Show every line in the records below that contains the word "your".

[Dataset items]

---

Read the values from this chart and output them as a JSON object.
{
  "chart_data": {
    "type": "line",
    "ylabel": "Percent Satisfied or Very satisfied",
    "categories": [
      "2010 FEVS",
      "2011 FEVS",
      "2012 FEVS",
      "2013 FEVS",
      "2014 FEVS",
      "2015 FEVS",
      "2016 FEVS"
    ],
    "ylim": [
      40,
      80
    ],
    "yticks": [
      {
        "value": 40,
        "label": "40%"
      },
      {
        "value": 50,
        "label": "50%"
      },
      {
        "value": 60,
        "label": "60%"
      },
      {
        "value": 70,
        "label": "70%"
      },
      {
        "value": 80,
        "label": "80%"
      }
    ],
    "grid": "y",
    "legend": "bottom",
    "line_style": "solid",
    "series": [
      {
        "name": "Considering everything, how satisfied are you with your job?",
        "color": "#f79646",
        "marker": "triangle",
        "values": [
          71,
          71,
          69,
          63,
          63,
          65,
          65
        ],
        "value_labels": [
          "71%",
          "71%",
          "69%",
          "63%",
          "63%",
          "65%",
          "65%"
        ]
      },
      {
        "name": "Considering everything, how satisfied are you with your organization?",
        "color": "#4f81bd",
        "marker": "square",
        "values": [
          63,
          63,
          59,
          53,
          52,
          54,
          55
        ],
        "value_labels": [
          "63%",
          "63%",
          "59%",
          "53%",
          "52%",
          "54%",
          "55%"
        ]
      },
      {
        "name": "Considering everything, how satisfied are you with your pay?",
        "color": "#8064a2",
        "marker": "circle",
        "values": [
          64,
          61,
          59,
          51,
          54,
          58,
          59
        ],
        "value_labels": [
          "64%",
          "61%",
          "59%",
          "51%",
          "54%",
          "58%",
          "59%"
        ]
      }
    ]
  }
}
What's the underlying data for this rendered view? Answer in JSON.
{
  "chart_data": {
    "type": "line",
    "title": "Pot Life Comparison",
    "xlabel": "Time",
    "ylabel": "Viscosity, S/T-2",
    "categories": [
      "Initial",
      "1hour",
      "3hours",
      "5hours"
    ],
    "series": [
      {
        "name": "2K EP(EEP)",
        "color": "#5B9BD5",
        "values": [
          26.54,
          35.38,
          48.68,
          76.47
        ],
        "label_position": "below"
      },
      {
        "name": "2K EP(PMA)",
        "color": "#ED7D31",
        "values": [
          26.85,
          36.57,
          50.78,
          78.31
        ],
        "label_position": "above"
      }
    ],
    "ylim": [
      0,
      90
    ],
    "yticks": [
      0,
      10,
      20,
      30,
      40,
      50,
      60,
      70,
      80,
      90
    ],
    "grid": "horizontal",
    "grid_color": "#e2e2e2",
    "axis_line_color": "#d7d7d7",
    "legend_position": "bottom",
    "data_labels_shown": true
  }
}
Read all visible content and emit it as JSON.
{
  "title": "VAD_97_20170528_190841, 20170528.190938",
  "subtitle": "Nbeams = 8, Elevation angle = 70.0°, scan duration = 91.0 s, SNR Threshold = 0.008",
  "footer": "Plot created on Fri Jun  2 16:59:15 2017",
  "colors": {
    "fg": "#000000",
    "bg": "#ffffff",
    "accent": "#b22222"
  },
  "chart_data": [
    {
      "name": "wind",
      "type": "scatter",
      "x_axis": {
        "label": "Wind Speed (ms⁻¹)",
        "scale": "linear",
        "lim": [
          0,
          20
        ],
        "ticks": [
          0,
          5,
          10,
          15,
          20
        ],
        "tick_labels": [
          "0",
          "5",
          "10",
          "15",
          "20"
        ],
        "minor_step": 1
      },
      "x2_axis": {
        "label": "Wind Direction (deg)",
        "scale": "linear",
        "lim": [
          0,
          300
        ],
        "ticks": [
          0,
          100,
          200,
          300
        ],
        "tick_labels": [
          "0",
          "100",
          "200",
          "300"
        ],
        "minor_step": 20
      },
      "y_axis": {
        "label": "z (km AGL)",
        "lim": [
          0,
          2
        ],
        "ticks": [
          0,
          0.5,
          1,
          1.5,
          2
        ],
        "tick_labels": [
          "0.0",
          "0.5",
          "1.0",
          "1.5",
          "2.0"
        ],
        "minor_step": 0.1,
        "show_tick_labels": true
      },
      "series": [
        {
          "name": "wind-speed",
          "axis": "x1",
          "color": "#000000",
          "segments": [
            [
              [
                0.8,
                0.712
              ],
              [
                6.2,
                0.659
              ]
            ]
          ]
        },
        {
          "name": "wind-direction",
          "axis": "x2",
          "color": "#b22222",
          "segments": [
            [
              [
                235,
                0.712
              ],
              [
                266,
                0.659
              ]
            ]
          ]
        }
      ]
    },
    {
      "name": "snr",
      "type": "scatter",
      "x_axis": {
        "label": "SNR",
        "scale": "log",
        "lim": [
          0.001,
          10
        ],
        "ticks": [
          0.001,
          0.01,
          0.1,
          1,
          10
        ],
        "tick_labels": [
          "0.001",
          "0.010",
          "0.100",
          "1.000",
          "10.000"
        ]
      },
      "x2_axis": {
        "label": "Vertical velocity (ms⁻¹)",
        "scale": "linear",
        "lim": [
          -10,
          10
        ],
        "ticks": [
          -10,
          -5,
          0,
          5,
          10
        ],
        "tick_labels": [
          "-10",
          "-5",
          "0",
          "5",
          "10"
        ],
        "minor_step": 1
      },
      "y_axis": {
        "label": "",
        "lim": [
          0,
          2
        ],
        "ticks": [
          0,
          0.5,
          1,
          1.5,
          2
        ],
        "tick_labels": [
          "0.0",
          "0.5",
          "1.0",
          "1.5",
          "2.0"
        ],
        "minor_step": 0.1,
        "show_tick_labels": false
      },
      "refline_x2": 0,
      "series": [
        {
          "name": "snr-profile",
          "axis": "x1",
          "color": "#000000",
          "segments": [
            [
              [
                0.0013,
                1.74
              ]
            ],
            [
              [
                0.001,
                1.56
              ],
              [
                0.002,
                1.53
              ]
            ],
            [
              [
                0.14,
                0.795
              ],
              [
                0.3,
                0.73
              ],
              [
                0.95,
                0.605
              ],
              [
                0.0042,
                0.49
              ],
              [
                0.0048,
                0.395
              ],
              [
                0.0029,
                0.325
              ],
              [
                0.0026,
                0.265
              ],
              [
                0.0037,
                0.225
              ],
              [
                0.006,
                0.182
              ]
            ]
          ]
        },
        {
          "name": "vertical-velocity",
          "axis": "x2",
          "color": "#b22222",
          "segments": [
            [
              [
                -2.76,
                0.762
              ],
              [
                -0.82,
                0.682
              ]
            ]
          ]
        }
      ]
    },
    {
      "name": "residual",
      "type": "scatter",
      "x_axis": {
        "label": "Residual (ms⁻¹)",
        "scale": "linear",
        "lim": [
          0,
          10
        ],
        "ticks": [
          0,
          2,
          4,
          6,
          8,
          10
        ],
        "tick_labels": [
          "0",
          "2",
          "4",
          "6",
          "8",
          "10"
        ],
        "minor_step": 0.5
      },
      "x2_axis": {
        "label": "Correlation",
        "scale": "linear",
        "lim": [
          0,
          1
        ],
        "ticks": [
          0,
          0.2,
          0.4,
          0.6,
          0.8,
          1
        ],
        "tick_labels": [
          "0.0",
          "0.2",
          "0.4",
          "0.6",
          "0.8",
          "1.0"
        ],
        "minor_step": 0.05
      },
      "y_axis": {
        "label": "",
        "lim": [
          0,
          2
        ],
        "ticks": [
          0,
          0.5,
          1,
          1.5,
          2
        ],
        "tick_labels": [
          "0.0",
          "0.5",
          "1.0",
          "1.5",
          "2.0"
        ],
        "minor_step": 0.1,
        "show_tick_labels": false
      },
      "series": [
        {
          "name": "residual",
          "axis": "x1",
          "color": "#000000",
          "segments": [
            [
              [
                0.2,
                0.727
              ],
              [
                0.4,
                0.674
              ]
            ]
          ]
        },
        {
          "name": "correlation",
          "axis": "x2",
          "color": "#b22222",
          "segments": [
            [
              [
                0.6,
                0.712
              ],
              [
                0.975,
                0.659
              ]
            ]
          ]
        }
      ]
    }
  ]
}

---

◆ Completed task
        "name": "Considering everything, how satisfied are you with your job?",
        "name": "Considering everything, how satisfied are you with your organization?",
        "name": "Considering everything, how satisfied are you with your pay?",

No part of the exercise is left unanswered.